YOUR OBJECTIVE
Output the records. Match them exactly.

Data extracted from a collection
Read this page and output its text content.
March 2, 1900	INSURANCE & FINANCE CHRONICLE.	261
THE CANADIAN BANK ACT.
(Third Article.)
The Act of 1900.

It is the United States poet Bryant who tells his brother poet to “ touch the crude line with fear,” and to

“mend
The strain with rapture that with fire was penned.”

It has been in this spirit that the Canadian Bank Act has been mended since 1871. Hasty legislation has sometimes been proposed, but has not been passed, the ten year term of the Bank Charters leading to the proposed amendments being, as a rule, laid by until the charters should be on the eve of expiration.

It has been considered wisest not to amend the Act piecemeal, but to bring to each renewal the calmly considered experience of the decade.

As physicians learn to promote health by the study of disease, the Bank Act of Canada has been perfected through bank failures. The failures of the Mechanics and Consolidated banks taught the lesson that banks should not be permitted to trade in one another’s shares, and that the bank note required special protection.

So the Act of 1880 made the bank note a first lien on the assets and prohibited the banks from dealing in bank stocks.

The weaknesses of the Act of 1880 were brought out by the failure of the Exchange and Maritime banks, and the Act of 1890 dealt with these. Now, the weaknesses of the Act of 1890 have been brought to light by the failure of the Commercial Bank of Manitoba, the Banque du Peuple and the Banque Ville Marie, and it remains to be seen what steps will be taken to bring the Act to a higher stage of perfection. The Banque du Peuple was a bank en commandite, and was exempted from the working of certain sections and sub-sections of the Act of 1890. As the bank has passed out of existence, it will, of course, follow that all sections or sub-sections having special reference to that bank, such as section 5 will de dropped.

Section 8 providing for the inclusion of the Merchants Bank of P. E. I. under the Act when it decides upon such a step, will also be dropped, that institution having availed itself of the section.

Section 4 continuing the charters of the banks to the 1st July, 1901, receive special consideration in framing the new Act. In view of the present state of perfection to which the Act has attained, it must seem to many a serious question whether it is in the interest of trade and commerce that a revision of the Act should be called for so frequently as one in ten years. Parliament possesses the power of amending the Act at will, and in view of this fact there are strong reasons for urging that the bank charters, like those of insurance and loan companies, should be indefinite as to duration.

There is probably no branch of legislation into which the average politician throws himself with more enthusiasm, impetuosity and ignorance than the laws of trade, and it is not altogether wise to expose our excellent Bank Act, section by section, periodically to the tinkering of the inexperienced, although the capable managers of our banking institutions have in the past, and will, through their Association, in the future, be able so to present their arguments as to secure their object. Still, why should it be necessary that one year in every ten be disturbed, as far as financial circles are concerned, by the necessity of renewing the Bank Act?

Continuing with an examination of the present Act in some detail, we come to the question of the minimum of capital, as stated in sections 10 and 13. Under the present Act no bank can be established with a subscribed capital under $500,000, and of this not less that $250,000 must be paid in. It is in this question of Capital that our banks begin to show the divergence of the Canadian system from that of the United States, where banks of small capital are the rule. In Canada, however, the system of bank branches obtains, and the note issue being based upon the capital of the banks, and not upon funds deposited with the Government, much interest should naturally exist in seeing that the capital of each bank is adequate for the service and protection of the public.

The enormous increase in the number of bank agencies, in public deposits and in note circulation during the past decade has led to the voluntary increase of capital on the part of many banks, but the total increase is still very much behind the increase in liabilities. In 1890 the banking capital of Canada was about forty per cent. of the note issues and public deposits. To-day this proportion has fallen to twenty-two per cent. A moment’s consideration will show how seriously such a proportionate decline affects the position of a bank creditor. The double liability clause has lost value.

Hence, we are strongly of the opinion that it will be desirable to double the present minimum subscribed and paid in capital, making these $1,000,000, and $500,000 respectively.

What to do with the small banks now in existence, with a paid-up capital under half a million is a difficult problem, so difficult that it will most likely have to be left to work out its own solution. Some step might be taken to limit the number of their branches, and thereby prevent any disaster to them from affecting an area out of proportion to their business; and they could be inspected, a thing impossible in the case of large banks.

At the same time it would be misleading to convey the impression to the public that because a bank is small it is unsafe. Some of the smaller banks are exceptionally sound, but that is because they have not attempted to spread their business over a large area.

THE REPLY
Read this page and output its text content.
March 2, 1900	INSURANCE & FINANCE CHRONICLE.	261
THE CANADIAN BANK ACT.
(Third Article.)
The Act of 1900.

It is the United States poet Bryant who tells his brother poet to “ touch the crude line with fear,” and to

“mend
The strain with rapture that with fire was penned.”

It has been in this spirit that the Canadian Bank Act has been mended since 1871. Hasty legislation has sometimes been proposed, but has not been passed, the ten year term of the Bank Charters leading to the proposed amendments being, as a rule, laid by until the charters should be on the eve of expiration.

It has been considered wisest not to amend the Act piecemeal, but to bring to each renewal the calmly considered experience of the decade.

As physicians learn to promote health by the study of disease, the Bank Act of Canada has been perfected through bank failures. The failures of the Mechanics and Consolidated banks taught the lesson that banks should not be permitted to trade in one another’s shares, and that the bank note required special protection.

So the Act of 1880 made the bank note a first lien on the assets and prohibited the banks from dealing in bank stocks.

The weaknesses of the Act of 1880 were brought out by the failure of the Exchange and Maritime banks, and the Act of 1890 dealt with these. Now, the weaknesses of the Act of 1890 have been brought to light by the failure of the Commercial Bank of Manitoba, the Banque du Peuple and the Banque Ville Marie, and it remains to be seen what steps will be taken to bring the Act to a higher stage of perfection. The Banque du Peuple was a bank en commandite, and was exempted from the working of certain sections and sub-sections of the Act of 1890. As the bank has passed out of existence, it will, of course, follow that all sections or sub-sections having special reference to that bank, such as section 5 will de dropped.

Section 8 providing for the inclusion of the Merchants Bank of P. E. I. under the Act when it decides upon such a step, will also be dropped, that institution having availed itself of the section.

Section 4 continuing the charters of the banks to the 1st July, 1901, receive special consideration in framing the new Act. In view of the present state of perfection to which the Act has attained, it must seem to many a serious question whether it is in the interest of trade and commerce that a revision of the Act should be called for so frequently as one in ten years. Parliament possesses the power of amending the Act at will, and in view of this fact there are strong reasons for urging that the bank charters, like those of insurance and loan companies, should be indefinite as to duration.

There is probably no branch of legislation into which the average politician throws himself with more enthusiasm, impetuosity and ignorance than the laws of trade, and it is not altogether wise to expose our excellent Bank Act, section by section, periodically to the tinkering of the inexperienced, although the capable managers of our banking institutions have in the past, and will, through their Association, in the future, be able so to present their arguments as to secure their object. Still, why should it be necessary that one year in every ten be disturbed, as far as financial circles are concerned, by the necessity of renewing the Bank Act?

Continuing with an examination of the present Act in some detail, we come to the question of the minimum of capital, as stated in sections 10 and 13. Under the present Act no bank can be established with a subscribed capital under $500,000, and of this not less that $250,000 must be paid in. It is in this question of Capital that our banks begin to show the divergence of the Canadian system from that of the United States, where banks of small capital are the rule. In Canada, however, the system of bank branches obtains, and the note issue being based upon the capital of the banks, and not upon funds deposited with the Government, much interest should naturally exist in seeing that the capital of each bank is adequate for the service and protection of the public.

The enormous increase in the number of bank agencies, in public deposits and in note circulation during the past decade has led to the voluntary increase of capital on the part of many banks, but the total increase is still very much behind the increase in liabilities. In 1890 the banking capital of Canada was about forty per cent. of the note issues and public deposits. To-day this proportion has fallen to twenty-two per cent. A moment’s consideration will show how seriously such a proportionate decline affects the position of a bank creditor. The double liability clause has lost value.

Hence, we are strongly of the opinion that it will be desirable to double the present minimum subscribed and paid in capital, making these $1,000,000, and $500,000 respectively.

What to do with the small banks now in existence, with a paid-up capital under half a million is a difficult problem, so difficult that it will most likely have to be left to work out its own solution. Some step might be taken to limit the number of their branches, and thereby prevent any disaster to them from affecting an area out of proportion to their business; and they could be inspected, a thing impossible in the case of large banks.

At the same time it would be misleading to convey the impression to the public that because a bank is small it is unsafe. Some of the smaller banks are exceptionally sound, but that is because they have not attempted to spread their business over a large area.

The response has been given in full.